## Given instruction
Every line that contains the word "have" should be copied out.
## START Raw data
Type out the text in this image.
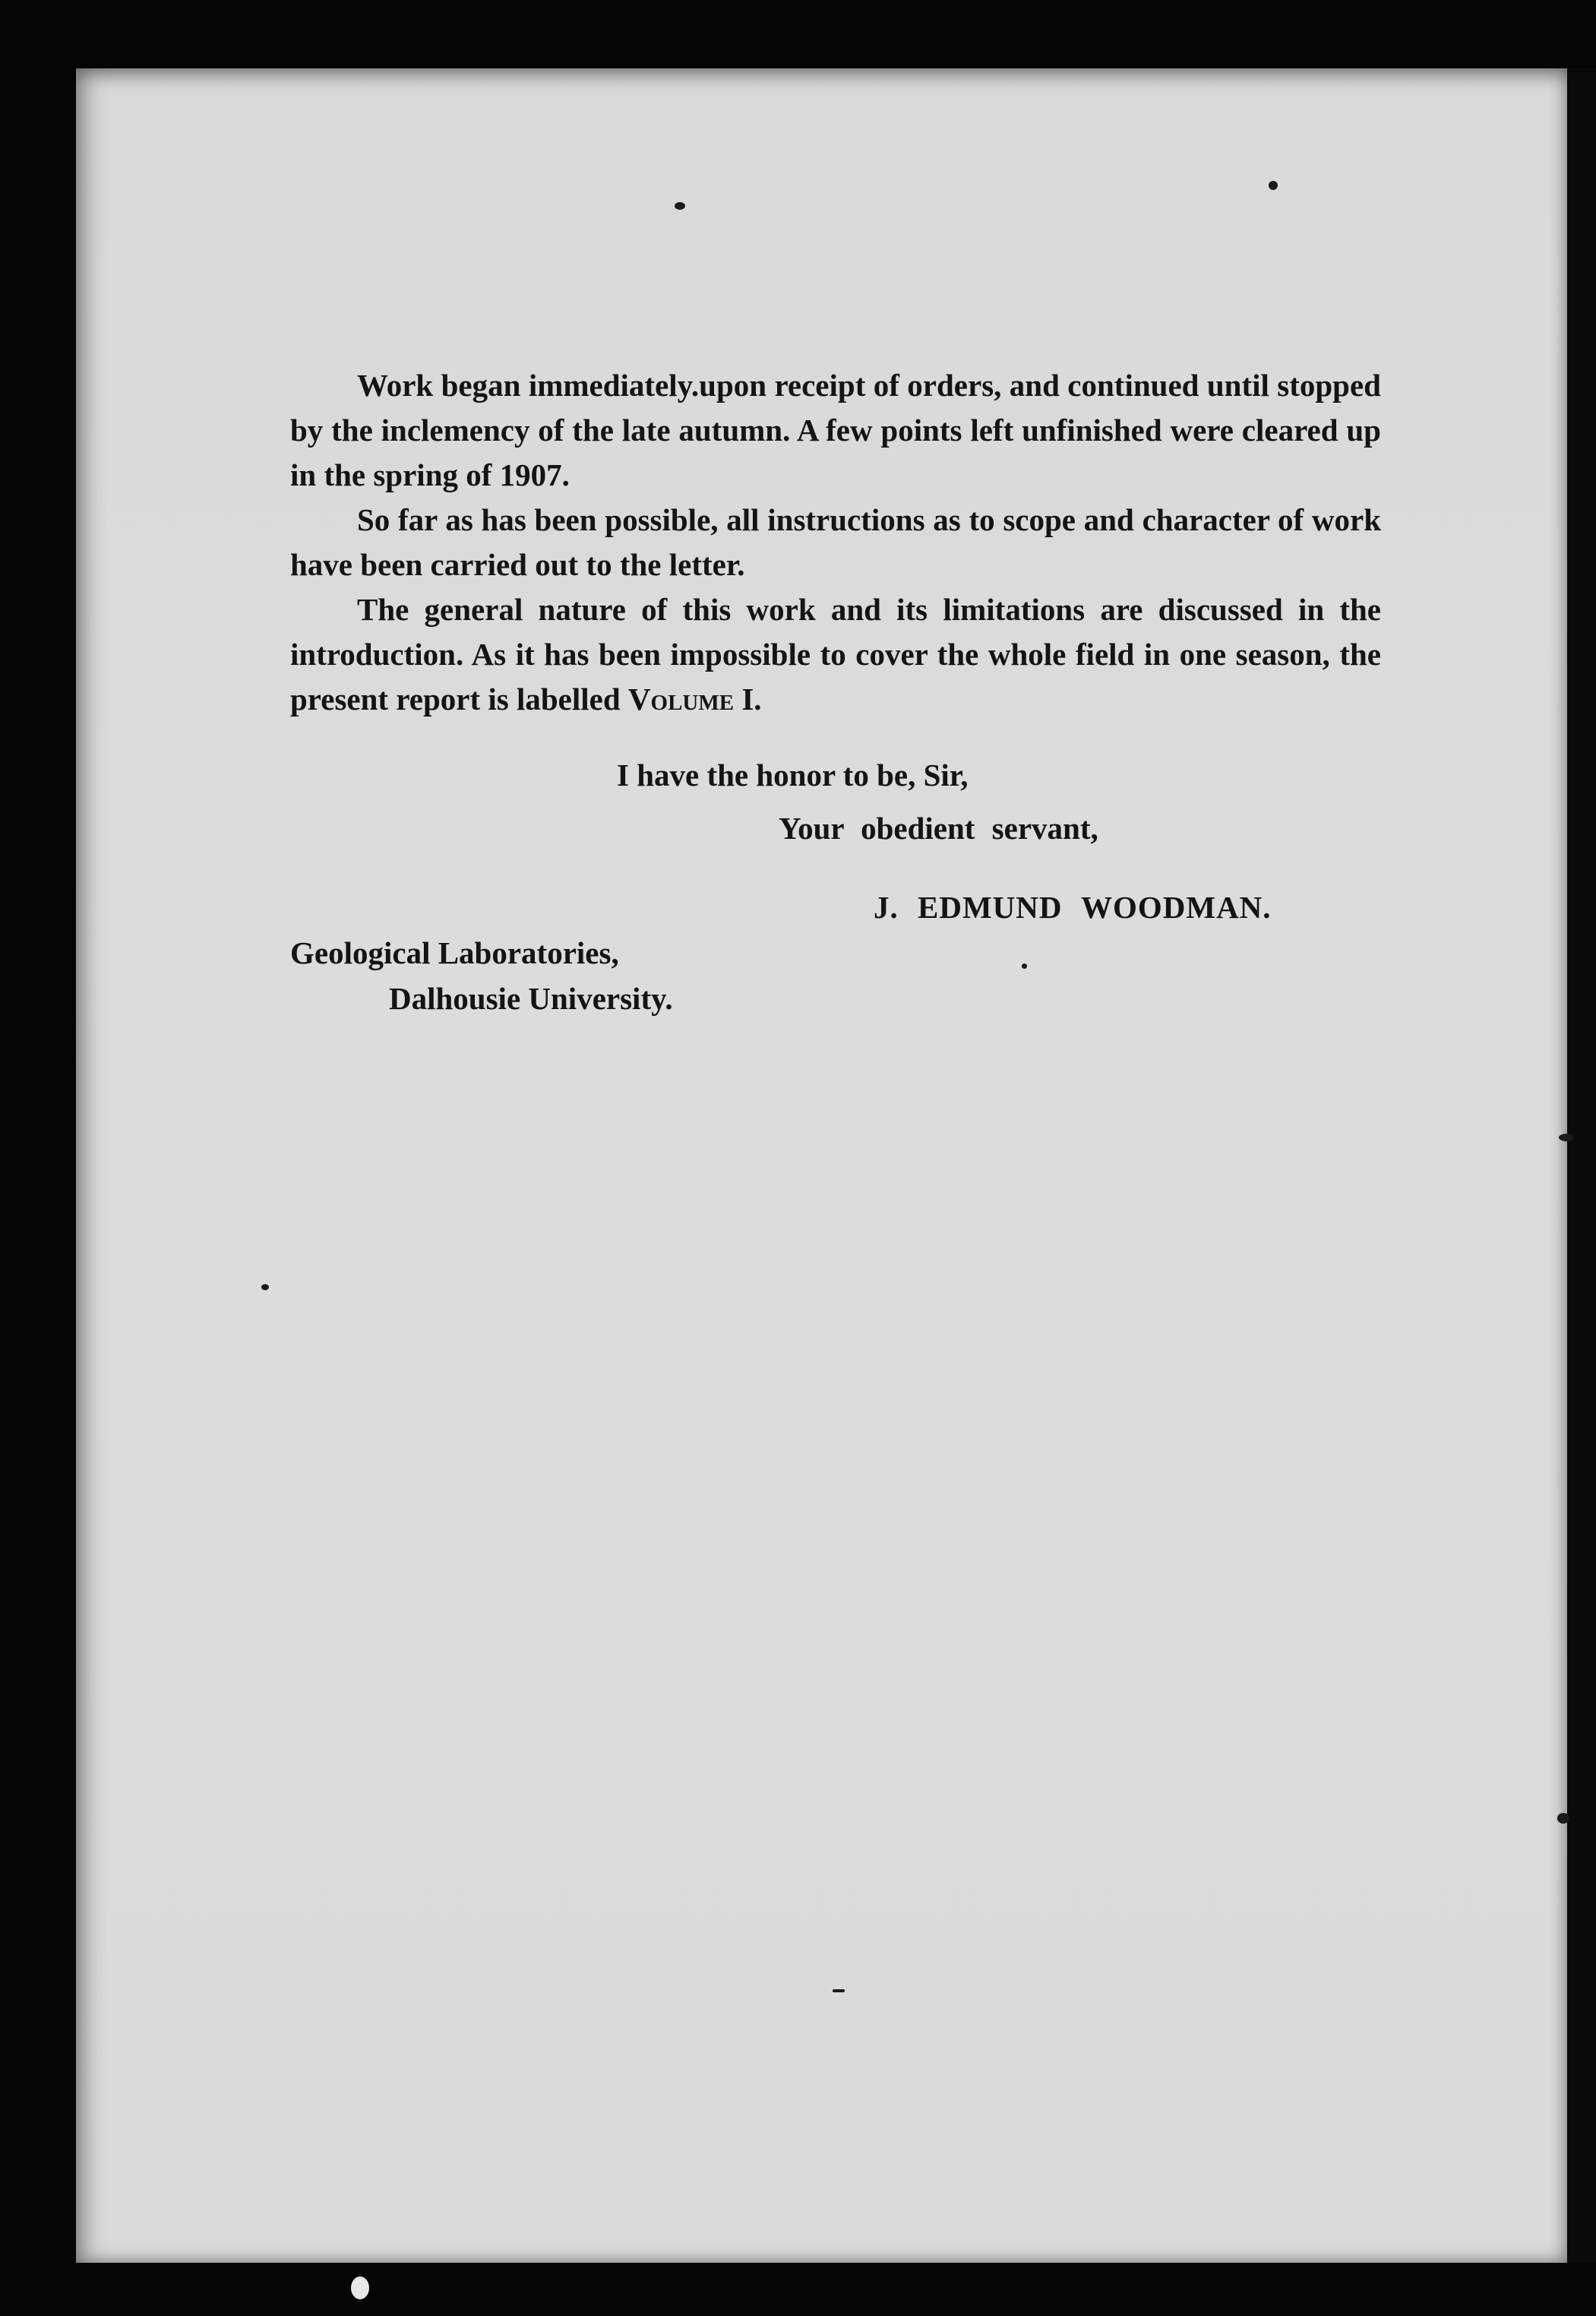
Work began immediately.upon receipt of orders, and continued until stopped by the inclemency of the late autumn. A few points left unfinished were cleared up in the spring of 1907.

So far as has been possible, all instructions as to scope and character of work have been carried out to the letter.

The general nature of this work and its limitations are discussed in the introduction. As it has been impossible to cover the whole field in one season, the present report is labelled Volume I.

I have the honor to be, Sir,
Your obedient servant,
J. EDMUND WOODMAN.
Geological Laboratories,
Dalhousie University.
## END Raw data
## Solution
So far as has been possible, all instructions as to scope and character of work have been carried out to the letter.
I have the honor to be, Sir,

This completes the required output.